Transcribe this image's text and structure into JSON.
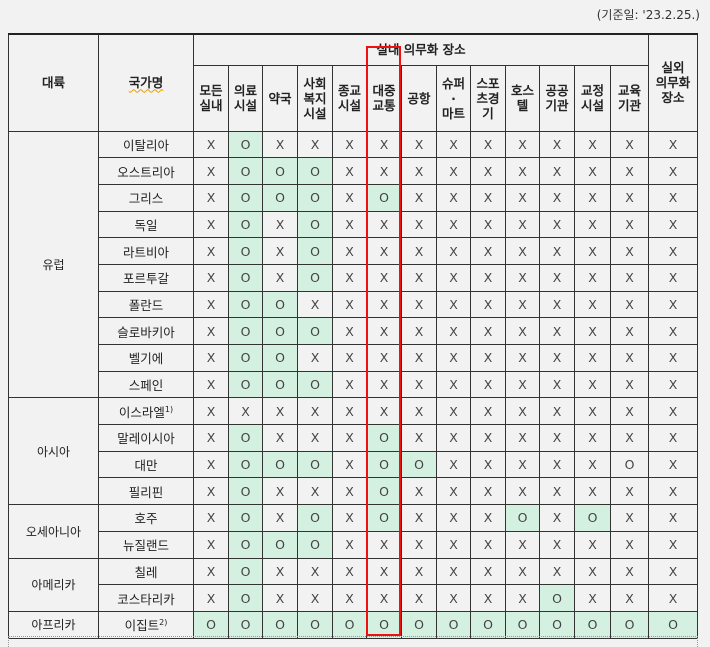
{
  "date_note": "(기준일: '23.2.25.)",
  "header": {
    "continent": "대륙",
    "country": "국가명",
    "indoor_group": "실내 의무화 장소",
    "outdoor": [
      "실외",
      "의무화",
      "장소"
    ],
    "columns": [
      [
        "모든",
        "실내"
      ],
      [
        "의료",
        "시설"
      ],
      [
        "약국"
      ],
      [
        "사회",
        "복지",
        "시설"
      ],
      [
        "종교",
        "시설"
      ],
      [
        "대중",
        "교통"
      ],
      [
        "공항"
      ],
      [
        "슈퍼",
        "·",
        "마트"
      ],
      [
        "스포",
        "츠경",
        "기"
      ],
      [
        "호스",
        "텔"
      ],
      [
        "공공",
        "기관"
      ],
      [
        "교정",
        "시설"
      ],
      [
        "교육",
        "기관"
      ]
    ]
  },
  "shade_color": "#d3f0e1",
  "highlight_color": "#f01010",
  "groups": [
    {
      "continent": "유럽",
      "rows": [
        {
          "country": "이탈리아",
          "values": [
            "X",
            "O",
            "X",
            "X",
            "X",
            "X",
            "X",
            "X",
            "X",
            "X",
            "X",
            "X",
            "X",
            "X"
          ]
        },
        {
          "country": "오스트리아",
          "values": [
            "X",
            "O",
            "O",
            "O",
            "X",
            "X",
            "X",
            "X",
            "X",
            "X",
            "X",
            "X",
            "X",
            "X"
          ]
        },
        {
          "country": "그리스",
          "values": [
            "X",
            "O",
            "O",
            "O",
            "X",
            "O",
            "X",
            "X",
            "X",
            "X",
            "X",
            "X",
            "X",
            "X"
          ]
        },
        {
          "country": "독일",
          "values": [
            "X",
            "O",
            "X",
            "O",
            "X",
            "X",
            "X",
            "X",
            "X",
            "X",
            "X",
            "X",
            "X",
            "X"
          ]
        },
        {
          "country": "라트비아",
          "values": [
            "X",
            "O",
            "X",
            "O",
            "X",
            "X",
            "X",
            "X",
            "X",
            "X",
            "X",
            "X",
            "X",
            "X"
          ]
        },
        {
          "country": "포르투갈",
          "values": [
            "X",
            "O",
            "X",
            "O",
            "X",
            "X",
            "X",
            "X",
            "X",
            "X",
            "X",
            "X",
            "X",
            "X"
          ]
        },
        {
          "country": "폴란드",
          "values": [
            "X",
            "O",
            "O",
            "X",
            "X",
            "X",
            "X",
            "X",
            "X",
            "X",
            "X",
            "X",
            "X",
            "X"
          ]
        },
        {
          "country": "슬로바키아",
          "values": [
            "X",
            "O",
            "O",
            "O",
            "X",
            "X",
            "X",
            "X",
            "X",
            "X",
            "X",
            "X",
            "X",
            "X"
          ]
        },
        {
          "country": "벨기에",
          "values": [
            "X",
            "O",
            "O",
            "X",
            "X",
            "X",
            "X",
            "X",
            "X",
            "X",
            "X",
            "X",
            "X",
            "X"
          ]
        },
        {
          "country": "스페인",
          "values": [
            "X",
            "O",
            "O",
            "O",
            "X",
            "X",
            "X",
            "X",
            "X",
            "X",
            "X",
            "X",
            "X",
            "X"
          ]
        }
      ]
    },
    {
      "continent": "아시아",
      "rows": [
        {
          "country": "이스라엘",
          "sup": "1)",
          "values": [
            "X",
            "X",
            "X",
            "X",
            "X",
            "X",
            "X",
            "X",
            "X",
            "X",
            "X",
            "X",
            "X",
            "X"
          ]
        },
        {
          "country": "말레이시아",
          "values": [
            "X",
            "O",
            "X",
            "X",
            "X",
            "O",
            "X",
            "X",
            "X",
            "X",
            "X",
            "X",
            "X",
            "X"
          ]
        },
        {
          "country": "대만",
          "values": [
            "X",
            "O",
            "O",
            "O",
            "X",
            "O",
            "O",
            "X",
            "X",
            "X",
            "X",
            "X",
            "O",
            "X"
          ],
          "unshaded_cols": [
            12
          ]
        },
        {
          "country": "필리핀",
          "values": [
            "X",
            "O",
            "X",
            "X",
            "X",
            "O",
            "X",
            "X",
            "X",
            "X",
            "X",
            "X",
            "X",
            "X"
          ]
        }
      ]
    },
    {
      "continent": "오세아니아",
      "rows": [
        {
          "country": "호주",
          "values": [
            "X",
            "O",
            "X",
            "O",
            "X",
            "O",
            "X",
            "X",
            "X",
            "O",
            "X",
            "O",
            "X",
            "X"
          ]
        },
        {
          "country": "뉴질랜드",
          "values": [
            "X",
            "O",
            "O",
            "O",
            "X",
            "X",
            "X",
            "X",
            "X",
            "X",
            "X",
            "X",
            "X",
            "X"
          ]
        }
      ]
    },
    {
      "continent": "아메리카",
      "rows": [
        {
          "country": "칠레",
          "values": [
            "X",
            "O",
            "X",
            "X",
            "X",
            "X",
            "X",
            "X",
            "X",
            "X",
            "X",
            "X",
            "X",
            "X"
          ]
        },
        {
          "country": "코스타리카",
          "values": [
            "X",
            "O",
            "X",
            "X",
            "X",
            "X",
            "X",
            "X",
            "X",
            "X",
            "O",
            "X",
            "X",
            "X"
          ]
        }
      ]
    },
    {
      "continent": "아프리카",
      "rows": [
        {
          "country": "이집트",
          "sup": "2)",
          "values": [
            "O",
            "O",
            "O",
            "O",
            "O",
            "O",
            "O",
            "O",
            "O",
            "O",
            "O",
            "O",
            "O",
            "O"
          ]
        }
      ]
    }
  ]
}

+++

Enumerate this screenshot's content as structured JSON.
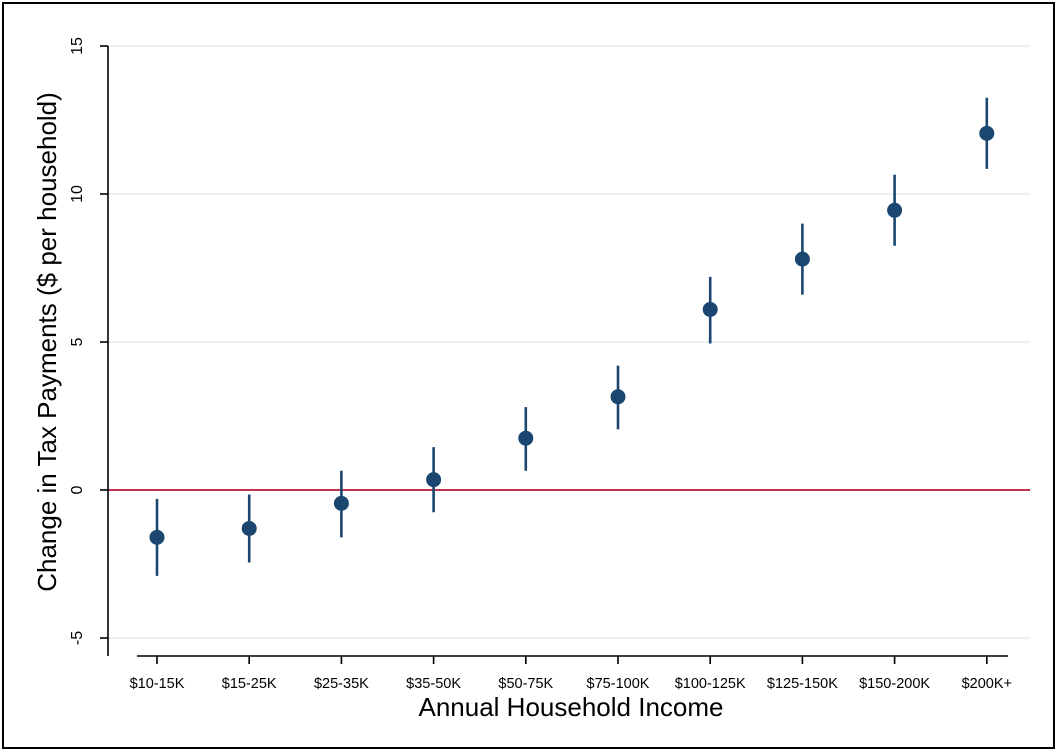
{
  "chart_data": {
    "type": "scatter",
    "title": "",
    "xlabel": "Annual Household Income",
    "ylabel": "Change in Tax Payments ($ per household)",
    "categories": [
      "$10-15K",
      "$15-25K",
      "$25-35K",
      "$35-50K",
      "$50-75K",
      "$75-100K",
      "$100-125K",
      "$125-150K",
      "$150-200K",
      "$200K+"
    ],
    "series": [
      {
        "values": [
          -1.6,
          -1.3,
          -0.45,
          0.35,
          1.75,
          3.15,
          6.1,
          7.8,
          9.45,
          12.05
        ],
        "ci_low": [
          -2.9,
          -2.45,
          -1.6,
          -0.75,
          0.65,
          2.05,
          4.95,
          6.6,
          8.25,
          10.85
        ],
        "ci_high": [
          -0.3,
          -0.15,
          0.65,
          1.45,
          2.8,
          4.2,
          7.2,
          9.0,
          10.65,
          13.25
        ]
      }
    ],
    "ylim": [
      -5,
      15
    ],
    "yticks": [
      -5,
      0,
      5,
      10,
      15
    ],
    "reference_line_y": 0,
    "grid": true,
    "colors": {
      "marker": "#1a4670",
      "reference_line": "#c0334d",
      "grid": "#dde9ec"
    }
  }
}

+++

Select the lines from the entries that include the word "JSON".

Transcribe this image's text and structure into JSON.
Enumerate this screenshot's content as structured JSON.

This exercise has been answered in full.